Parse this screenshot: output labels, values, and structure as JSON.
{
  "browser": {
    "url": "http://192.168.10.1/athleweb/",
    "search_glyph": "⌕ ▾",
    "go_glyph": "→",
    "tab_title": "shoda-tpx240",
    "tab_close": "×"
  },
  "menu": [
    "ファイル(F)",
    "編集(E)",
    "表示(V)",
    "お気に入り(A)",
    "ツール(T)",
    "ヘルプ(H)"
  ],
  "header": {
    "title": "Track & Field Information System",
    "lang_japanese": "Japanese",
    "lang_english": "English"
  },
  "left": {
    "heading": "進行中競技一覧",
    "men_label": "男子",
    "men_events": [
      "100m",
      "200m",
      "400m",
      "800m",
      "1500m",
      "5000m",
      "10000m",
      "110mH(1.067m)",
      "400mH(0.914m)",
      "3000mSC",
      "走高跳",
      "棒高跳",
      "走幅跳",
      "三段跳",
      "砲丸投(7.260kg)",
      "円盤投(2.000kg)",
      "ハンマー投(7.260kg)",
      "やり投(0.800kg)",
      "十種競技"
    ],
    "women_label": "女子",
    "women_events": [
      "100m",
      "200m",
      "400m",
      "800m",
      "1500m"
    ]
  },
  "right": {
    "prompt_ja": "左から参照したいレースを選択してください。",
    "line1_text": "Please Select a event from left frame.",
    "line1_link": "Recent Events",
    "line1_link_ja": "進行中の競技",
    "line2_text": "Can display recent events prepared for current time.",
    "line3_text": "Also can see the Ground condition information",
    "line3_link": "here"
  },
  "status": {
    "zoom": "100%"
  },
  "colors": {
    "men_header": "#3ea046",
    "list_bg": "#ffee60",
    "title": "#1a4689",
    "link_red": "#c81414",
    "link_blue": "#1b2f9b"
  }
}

※ ※ ※

PROBLEM STATEMENT. Using the listing above, list every line in which the string "left" occurs.

TASK SOLUTION.
  "left": {
    "line1_text": "Please Select a event from left frame.",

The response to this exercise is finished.